Problem statement
Identify all lines of the data containing the string "subtitle" and copy them.

--------------------------------

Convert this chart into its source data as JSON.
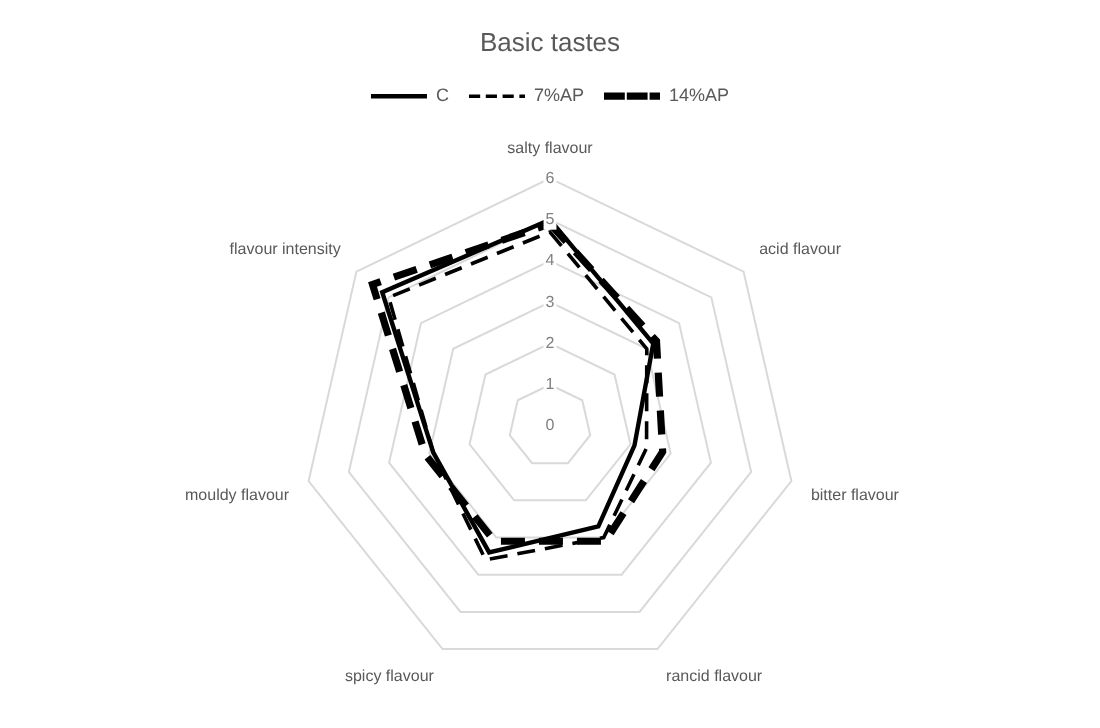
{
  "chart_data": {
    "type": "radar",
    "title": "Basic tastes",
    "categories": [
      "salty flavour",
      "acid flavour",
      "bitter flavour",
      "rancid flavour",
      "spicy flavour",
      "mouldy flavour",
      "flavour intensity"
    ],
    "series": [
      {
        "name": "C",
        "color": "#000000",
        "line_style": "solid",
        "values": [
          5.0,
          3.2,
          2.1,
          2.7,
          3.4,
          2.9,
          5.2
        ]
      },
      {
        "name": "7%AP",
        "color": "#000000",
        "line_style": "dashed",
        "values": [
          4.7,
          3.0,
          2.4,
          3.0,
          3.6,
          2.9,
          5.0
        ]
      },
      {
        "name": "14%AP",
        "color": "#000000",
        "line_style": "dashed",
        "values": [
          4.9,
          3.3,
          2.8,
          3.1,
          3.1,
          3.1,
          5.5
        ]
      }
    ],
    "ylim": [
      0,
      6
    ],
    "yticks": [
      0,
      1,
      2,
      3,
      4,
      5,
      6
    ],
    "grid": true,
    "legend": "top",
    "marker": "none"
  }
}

--------------------------------

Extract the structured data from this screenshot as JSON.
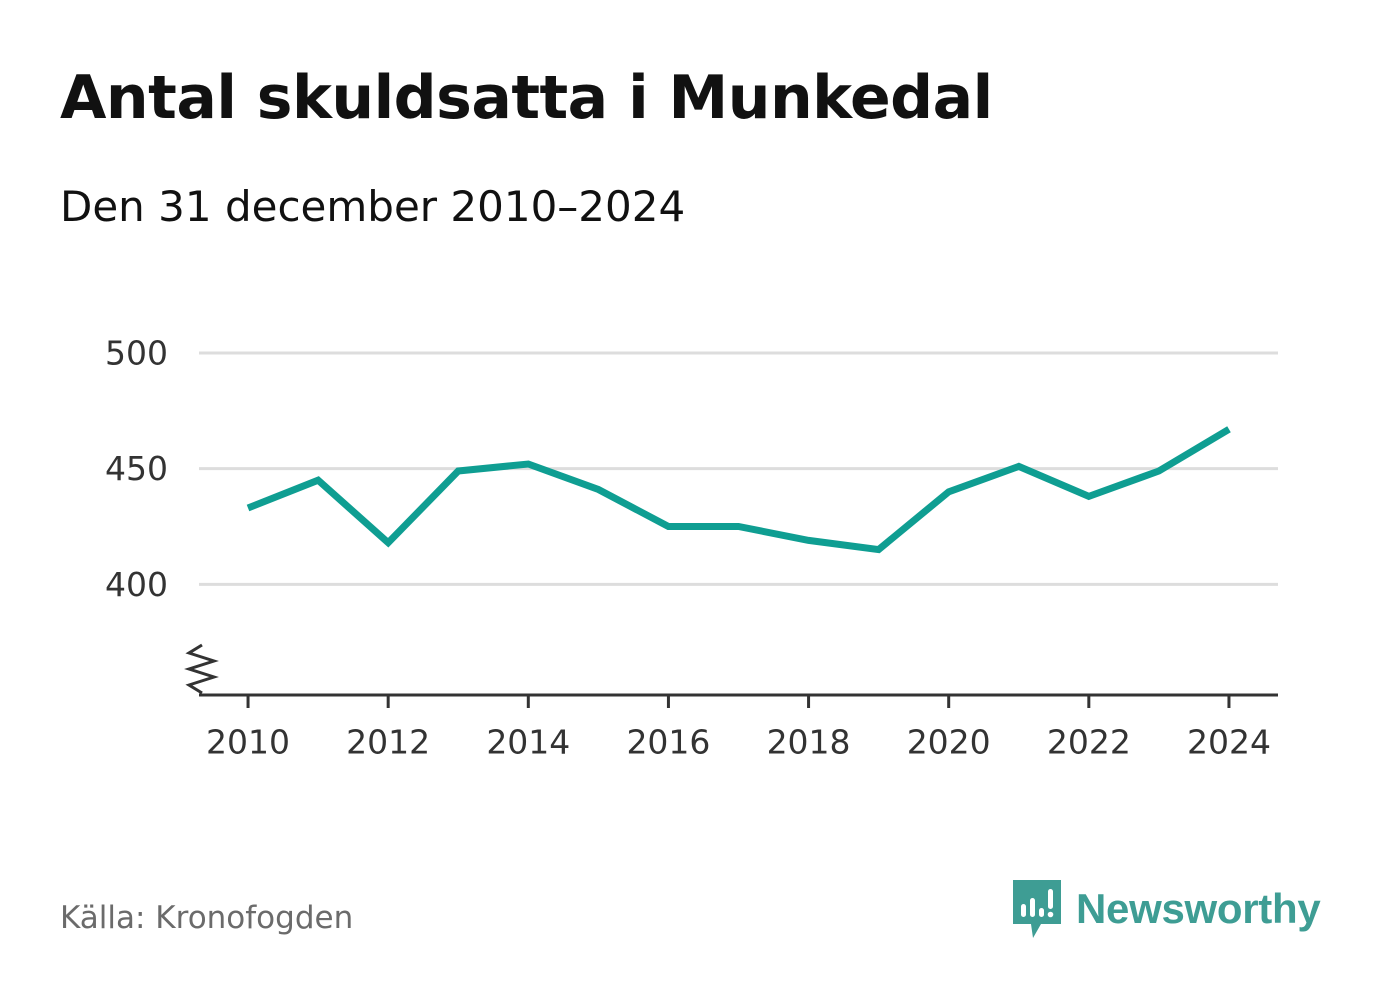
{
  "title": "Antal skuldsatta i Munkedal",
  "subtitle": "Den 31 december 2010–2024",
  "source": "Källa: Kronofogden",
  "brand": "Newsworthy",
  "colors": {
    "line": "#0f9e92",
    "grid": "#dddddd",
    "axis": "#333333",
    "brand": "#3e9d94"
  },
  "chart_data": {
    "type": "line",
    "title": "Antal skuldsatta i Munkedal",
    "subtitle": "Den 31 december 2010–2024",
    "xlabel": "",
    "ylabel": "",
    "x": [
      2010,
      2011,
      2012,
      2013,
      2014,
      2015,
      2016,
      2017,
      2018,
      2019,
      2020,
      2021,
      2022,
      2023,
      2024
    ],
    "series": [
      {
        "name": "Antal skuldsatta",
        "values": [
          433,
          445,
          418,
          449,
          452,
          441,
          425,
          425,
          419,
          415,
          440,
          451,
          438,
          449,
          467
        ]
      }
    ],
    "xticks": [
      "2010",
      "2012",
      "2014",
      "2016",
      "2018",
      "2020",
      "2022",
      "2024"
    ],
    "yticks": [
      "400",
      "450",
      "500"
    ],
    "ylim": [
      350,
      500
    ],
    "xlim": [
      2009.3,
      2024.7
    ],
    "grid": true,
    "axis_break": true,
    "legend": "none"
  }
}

--------------------------------

Response below
  "subtitle": "Den 31 december 2010–2024",
    "subtitle": "Den 31 december 2010–2024",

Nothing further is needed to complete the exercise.